Return all of the data exactly, with nothing left out but the pictures.

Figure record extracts

********************

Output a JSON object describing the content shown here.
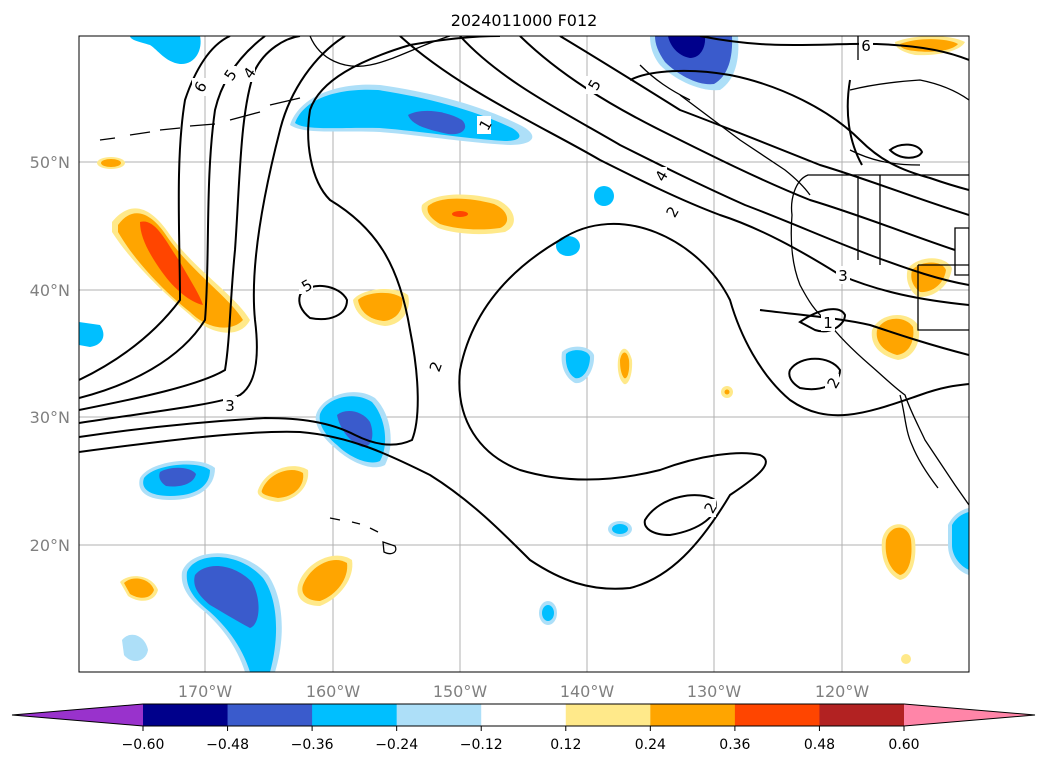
{
  "title": "2024011000 F012",
  "lat_labels": [
    "50°N",
    "40°N",
    "30°N",
    "20°N"
  ],
  "lon_labels": [
    "170°W",
    "160°W",
    "150°W",
    "140°W",
    "130°W",
    "120°W"
  ],
  "colorbar": {
    "ticks": [
      "−0.60",
      "−0.48",
      "−0.36",
      "−0.24",
      "−0.12",
      "0.12",
      "0.24",
      "0.36",
      "0.48",
      "0.60"
    ],
    "colors": [
      "#9932CC",
      "#00008B",
      "#3A5BCC",
      "#00BFFF",
      "#ADDFF8",
      "#FFFFFF",
      "#FFE98A",
      "#FFA500",
      "#FF4500",
      "#B22222",
      "#FF85A8"
    ]
  },
  "contour_labels": [
    "6",
    "5",
    "4",
    "1",
    "5",
    "4",
    "2",
    "5",
    "3",
    "1",
    "2",
    "3",
    "2",
    "6",
    "2"
  ]
}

********************

RESULT OF THIS EXERCISE
Output a JSON object describing the content shown here.
{
  "title": "2024011000 F012",
  "lat_labels": [
    "50°N",
    "40°N",
    "30°N",
    "20°N"
  ],
  "lon_labels": [
    "170°W",
    "160°W",
    "150°W",
    "140°W",
    "130°W",
    "120°W"
  ],
  "colorbar": {
    "ticks": [
      "−0.60",
      "−0.48",
      "−0.36",
      "−0.24",
      "−0.12",
      "0.12",
      "0.24",
      "0.36",
      "0.48",
      "0.60"
    ],
    "colors": [
      "#9932CC",
      "#00008B",
      "#3A5BCC",
      "#00BFFF",
      "#ADDFF8",
      "#FFFFFF",
      "#FFE98A",
      "#FFA500",
      "#FF4500",
      "#B22222",
      "#FF85A8"
    ]
  },
  "contour_labels": [
    "6",
    "5",
    "4",
    "1",
    "5",
    "4",
    "2",
    "5",
    "3",
    "1",
    "2",
    "3",
    "2",
    "6",
    "2"
  ]
}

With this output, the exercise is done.